━━ Raw records

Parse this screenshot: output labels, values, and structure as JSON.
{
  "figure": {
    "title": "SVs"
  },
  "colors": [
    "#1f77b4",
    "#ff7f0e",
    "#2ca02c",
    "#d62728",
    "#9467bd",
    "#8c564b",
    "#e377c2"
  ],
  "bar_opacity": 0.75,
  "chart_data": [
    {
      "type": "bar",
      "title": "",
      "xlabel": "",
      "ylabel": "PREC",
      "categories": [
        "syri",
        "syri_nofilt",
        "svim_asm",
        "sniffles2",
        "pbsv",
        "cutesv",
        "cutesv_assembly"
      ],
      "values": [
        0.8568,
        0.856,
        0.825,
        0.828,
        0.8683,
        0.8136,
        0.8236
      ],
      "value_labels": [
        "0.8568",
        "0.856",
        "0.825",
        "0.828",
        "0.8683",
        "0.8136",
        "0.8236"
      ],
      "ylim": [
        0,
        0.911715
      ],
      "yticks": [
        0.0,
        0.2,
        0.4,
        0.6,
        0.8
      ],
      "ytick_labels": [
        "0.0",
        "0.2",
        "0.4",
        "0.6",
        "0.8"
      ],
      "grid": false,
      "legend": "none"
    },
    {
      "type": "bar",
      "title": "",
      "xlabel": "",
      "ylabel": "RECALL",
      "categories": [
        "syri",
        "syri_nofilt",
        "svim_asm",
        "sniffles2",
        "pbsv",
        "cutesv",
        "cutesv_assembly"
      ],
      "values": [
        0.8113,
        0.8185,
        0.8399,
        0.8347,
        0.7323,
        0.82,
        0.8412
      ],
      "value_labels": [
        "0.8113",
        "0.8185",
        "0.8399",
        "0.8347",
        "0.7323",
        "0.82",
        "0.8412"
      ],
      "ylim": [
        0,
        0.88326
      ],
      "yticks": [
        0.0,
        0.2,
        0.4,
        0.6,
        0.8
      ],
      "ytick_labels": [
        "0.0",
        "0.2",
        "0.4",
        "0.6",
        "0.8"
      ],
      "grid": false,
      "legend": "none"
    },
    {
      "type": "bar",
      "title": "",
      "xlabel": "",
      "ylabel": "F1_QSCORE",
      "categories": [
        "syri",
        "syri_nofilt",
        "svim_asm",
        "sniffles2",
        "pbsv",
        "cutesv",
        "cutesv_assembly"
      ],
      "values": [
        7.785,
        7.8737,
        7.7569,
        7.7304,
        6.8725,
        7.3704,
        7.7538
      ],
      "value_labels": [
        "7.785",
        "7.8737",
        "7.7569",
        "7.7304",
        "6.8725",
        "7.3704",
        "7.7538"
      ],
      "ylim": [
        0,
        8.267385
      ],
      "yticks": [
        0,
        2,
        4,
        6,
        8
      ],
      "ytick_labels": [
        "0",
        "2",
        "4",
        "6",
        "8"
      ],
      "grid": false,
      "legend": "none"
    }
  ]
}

━━━━
━━ Raw records

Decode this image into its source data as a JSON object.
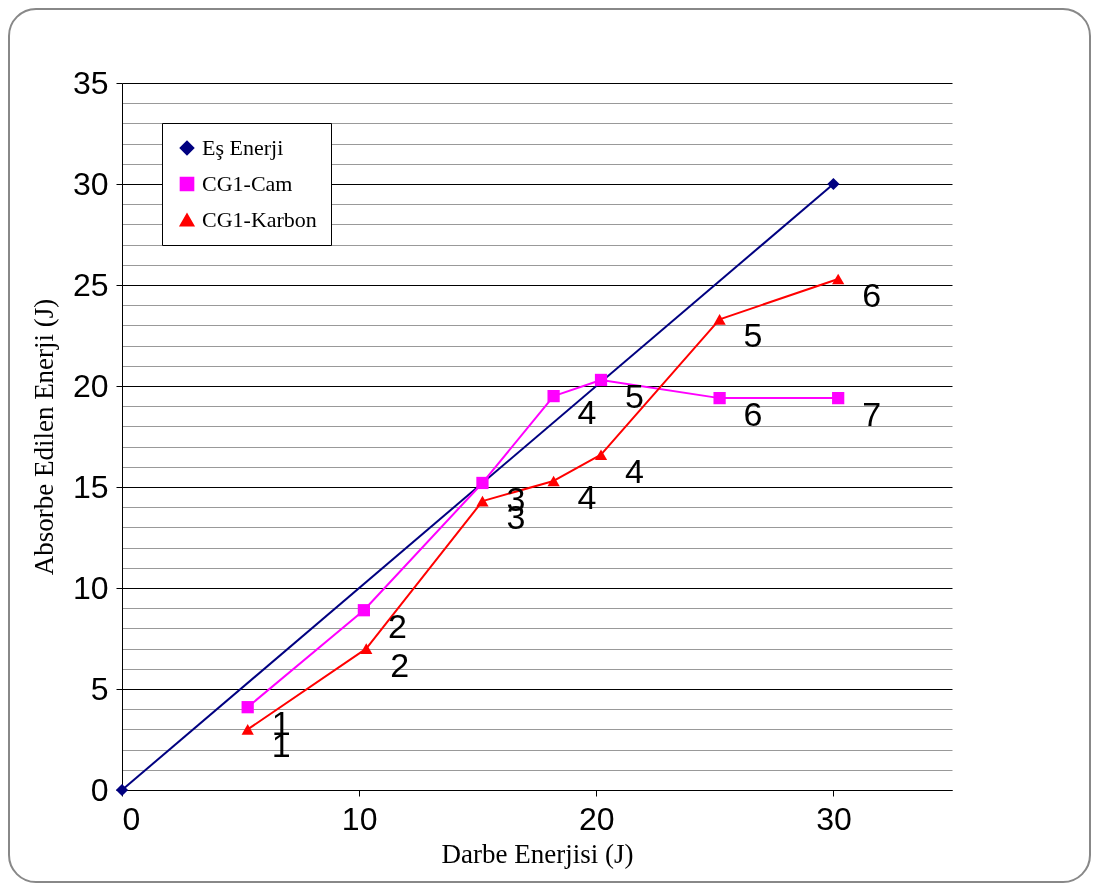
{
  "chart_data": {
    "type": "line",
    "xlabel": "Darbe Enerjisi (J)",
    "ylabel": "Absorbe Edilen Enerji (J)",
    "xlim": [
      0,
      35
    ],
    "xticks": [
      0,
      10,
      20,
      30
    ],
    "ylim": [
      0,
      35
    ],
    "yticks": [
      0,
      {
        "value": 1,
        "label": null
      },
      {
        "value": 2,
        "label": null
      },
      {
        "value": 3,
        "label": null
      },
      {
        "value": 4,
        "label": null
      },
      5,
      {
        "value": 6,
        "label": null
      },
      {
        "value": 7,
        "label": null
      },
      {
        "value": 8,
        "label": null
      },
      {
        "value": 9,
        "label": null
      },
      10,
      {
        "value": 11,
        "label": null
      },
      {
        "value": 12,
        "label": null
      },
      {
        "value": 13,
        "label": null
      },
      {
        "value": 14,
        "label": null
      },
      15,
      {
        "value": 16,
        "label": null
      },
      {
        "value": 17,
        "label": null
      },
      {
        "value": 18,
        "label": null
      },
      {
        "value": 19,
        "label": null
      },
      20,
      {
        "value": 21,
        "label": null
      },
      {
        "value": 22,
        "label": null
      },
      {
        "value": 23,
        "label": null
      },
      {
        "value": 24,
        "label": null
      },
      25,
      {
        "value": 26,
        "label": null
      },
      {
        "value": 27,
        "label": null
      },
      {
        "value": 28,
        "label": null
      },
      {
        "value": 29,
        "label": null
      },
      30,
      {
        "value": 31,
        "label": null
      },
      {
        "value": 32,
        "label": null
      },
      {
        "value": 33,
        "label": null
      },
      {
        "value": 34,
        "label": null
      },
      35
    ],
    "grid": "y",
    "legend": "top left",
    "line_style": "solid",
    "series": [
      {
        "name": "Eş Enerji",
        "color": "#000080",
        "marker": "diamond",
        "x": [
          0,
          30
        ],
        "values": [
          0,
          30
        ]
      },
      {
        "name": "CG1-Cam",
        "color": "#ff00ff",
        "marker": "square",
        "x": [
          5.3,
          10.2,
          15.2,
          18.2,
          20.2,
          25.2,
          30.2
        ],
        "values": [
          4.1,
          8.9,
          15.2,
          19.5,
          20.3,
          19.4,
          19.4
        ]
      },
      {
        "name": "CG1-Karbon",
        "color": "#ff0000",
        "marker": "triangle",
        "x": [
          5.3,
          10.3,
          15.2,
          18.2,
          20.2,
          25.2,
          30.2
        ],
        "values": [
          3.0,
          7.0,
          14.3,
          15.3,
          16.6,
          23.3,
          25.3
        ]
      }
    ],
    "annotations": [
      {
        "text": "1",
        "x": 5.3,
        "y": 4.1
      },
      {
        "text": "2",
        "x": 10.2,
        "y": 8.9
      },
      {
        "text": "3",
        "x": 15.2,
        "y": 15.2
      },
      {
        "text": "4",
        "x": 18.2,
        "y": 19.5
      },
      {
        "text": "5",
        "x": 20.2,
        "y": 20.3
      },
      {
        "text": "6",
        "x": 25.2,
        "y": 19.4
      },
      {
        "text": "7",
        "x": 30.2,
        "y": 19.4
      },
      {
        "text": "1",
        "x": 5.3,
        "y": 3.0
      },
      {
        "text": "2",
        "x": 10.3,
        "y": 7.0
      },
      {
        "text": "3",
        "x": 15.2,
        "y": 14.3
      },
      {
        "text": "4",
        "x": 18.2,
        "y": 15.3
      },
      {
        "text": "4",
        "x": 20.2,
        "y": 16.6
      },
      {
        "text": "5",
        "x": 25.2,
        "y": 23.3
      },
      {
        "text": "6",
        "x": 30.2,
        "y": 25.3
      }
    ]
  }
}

━━━━

▸ **Given task**
Reproduce each line of the entries in which the word "this" is found.

▸ **Expected answer**
Parse this screenshot: output labels, values, and structure as JSON.
Decode this image into its source data as a JSON object.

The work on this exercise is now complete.